-- START Material for this task --

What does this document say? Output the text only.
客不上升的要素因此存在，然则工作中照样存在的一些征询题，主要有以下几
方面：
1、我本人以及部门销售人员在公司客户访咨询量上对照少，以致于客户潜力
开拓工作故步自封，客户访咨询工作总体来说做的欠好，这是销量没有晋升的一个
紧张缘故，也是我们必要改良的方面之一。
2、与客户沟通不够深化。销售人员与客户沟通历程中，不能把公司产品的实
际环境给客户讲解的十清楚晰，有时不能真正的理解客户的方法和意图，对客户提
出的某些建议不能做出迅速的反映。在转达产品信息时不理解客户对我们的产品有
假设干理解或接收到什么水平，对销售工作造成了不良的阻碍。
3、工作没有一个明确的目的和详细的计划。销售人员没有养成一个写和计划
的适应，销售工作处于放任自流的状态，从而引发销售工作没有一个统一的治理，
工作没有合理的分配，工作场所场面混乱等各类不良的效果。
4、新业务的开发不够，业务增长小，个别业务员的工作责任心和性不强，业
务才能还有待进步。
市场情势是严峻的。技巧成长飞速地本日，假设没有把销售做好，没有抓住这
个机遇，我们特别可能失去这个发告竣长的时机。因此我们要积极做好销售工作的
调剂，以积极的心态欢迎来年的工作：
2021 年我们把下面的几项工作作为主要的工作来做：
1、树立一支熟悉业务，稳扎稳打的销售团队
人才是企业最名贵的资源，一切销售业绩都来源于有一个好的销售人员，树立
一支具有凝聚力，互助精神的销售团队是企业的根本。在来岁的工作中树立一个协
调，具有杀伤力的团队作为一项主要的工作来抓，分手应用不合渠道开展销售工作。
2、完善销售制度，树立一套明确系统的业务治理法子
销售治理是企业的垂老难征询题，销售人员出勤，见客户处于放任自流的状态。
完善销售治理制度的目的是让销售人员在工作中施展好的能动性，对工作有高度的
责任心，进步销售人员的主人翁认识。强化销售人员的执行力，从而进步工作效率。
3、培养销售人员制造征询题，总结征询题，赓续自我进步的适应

-- END Material for this task --

Extract, word for word, each line of the listing above.

What does this document say? Output the text only.
客不上升的要素因此存在，然则工作中照样存在的一些征询题，主要有以下几
方面：
1、我本人以及部门销售人员在公司客户访咨询量上对照少，以致于客户潜力
开拓工作故步自封，客户访咨询工作总体来说做的欠好，这是销量没有晋升的一个
紧张缘故，也是我们必要改良的方面之一。
2、与客户沟通不够深化。销售人员与客户沟通历程中，不能把公司产品的实
际环境给客户讲解的十清楚晰，有时不能真正的理解客户的方法和意图，对客户提
出的某些建议不能做出迅速的反映。在转达产品信息时不理解客户对我们的产品有
假设干理解或接收到什么水平，对销售工作造成了不良的阻碍。
3、工作没有一个明确的目的和详细的计划。销售人员没有养成一个写和计划
的适应，销售工作处于放任自流的状态，从而引发销售工作没有一个统一的治理，
工作没有合理的分配，工作场所场面混乱等各类不良的效果。
4、新业务的开发不够，业务增长小，个别业务员的工作责任心和性不强，业
务才能还有待进步。
市场情势是严峻的。技巧成长飞速地本日，假设没有把销售做好，没有抓住这
个机遇，我们特别可能失去这个发告竣长的时机。因此我们要积极做好销售工作的
调剂，以积极的心态欢迎来年的工作：
2021 年我们把下面的几项工作作为主要的工作来做：
1、树立一支熟悉业务，稳扎稳打的销售团队
人才是企业最名贵的资源，一切销售业绩都来源于有一个好的销售人员，树立
一支具有凝聚力，互助精神的销售团队是企业的根本。在来岁的工作中树立一个协
调，具有杀伤力的团队作为一项主要的工作来抓，分手应用不合渠道开展销售工作。
2、完善销售制度，树立一套明确系统的业务治理法子
销售治理是企业的垂老难征询题，销售人员出勤，见客户处于放任自流的状态。
完善销售治理制度的目的是让销售人员在工作中施展好的能动性，对工作有高度的
责任心，进步销售人员的主人翁认识。强化销售人员的执行力，从而进步工作效率。
3、培养销售人员制造征询题，总结征询题，赓续自我进步的适应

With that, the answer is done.